## To do
Would you reproduce all of the entries exactly?

## Extracted records
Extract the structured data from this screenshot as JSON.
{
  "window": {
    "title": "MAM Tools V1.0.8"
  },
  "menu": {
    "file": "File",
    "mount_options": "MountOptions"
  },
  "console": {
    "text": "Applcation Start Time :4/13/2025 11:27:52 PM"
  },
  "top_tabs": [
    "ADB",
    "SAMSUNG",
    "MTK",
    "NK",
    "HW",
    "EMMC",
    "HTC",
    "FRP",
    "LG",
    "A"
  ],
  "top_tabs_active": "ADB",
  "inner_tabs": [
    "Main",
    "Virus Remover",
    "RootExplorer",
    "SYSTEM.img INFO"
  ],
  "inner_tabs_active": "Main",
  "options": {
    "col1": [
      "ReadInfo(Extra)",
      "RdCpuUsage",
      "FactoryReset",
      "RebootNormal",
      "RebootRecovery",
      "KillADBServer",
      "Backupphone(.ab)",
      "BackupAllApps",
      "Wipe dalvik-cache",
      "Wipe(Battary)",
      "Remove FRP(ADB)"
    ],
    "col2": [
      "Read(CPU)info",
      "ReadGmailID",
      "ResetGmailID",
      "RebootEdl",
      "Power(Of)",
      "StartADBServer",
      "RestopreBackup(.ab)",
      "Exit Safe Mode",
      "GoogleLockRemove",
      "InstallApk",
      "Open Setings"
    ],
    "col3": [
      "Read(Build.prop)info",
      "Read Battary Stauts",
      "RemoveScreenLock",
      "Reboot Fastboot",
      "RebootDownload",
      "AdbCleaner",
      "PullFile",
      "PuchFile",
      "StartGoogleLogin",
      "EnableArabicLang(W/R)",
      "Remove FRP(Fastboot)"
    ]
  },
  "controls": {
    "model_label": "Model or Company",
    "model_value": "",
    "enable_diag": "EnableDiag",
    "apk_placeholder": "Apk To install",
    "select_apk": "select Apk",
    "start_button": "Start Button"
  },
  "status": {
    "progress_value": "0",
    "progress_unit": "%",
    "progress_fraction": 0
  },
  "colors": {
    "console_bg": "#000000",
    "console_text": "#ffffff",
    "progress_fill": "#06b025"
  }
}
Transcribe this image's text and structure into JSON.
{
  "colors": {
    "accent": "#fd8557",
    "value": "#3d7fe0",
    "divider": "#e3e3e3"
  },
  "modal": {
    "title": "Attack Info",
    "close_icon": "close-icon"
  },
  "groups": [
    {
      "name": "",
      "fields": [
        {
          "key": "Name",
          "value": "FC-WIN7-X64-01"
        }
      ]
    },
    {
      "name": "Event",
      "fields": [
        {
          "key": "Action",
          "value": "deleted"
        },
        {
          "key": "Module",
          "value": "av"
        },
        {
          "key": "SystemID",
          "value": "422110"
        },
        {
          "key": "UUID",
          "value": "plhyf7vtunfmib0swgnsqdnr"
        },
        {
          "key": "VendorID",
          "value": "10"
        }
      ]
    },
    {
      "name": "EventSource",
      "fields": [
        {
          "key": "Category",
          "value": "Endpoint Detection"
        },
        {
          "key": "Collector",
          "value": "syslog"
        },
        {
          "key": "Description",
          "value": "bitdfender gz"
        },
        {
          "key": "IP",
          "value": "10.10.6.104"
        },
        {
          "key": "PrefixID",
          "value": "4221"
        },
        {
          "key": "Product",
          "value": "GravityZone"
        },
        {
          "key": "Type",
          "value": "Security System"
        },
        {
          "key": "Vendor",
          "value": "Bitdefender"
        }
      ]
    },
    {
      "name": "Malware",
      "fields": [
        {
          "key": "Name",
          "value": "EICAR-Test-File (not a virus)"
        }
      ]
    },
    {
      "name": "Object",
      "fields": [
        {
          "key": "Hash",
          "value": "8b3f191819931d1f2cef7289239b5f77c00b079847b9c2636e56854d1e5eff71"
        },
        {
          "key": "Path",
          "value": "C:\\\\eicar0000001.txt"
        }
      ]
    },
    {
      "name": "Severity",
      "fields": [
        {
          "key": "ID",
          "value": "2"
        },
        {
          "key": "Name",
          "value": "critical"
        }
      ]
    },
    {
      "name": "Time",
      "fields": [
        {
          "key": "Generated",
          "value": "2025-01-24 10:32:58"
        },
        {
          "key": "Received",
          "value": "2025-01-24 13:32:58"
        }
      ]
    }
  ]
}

## Answer box
Extract the structured data from this screenshot as JSON.
{
  "window": {
    "title": "MAM Tools V1.0.8"
  },
  "menu": {
    "file": "File",
    "mount_options": "MountOptions"
  },
  "console": {
    "text": "Applcation Start Time :4/13/2025 11:27:52 PM"
  },
  "top_tabs": [
    "ADB",
    "SAMSUNG",
    "MTK",
    "NK",
    "HW",
    "EMMC",
    "HTC",
    "FRP",
    "LG",
    "A"
  ],
  "top_tabs_active": "ADB",
  "inner_tabs": [
    "Main",
    "Virus Remover",
    "RootExplorer",
    "SYSTEM.img INFO"
  ],
  "inner_tabs_active": "Main",
  "options": {
    "col1": [
      "ReadInfo(Extra)",
      "RdCpuUsage",
      "FactoryReset",
      "RebootNormal",
      "RebootRecovery",
      "KillADBServer",
      "Backupphone(.ab)",
      "BackupAllApps",
      "Wipe dalvik-cache",
      "Wipe(Battary)",
      "Remove FRP(ADB)"
    ],
    "col2": [
      "Read(CPU)info",
      "ReadGmailID",
      "ResetGmailID",
      "RebootEdl",
      "Power(Of)",
      "StartADBServer",
      "RestopreBackup(.ab)",
      "Exit Safe Mode",
      "GoogleLockRemove",
      "InstallApk",
      "Open Setings"
    ],
    "col3": [
      "Read(Build.prop)info",
      "Read Battary Stauts",
      "RemoveScreenLock",
      "Reboot Fastboot",
      "RebootDownload",
      "AdbCleaner",
      "PullFile",
      "PuchFile",
      "StartGoogleLogin",
      "EnableArabicLang(W/R)",
      "Remove FRP(Fastboot)"
    ]
  },
  "controls": {
    "model_label": "Model or Company",
    "model_value": "",
    "enable_diag": "EnableDiag",
    "apk_placeholder": "Apk To install",
    "select_apk": "select Apk",
    "start_button": "Start Button"
  },
  "status": {
    "progress_value": "0",
    "progress_unit": "%",
    "progress_fraction": 0
  },
  "colors": {
    "console_bg": "#000000",
    "console_text": "#ffffff",
    "progress_fill": "#06b025"
  }
}
Transcribe this image's text and structure into JSON.
{
  "colors": {
    "accent": "#fd8557",
    "value": "#3d7fe0",
    "divider": "#e3e3e3"
  },
  "modal": {
    "title": "Attack Info",
    "close_icon": "close-icon"
  },
  "groups": [
    {
      "name": "",
      "fields": [
        {
          "key": "Name",
          "value": "FC-WIN7-X64-01"
        }
      ]
    },
    {
      "name": "Event",
      "fields": [
        {
          "key": "Action",
          "value": "deleted"
        },
        {
          "key": "Module",
          "value": "av"
        },
        {
          "key": "SystemID",
          "value": "422110"
        },
        {
          "key": "UUID",
          "value": "plhyf7vtunfmib0swgnsqdnr"
        },
        {
          "key": "VendorID",
          "value": "10"
        }
      ]
    },
    {
      "name": "EventSource",
      "fields": [
        {
          "key": "Category",
          "value": "Endpoint Detection"
        },
        {
          "key": "Collector",
          "value": "syslog"
        },
        {
          "key": "Description",
          "value": "bitdfender gz"
        },
        {
          "key": "IP",
          "value": "10.10.6.104"
        },
        {
          "key": "PrefixID",
          "value": "4221"
        },
        {
          "key": "Product",
          "value": "GravityZone"
        },
        {
          "key": "Type",
          "value": "Security System"
        },
        {
          "key": "Vendor",
          "value": "Bitdefender"
        }
      ]
    },
    {
      "name": "Malware",
      "fields": [
        {
          "key": "Name",
          "value": "EICAR-Test-File (not a virus)"
        }
      ]
    },
    {
      "name": "Object",
      "fields": [
        {
          "key": "Hash",
          "value": "8b3f191819931d1f2cef7289239b5f77c00b079847b9c2636e56854d1e5eff71"
        },
        {
          "key": "Path",
          "value": "C:\\\\eicar0000001.txt"
        }
      ]
    },
    {
      "name": "Severity",
      "fields": [
        {
          "key": "ID",
          "value": "2"
        },
        {
          "key": "Name",
          "value": "critical"
        }
      ]
    },
    {
      "name": "Time",
      "fields": [
        {
          "key": "Generated",
          "value": "2025-01-24 10:32:58"
        },
        {
          "key": "Received",
          "value": "2025-01-24 13:32:58"
        }
      ]
    }
  ]
}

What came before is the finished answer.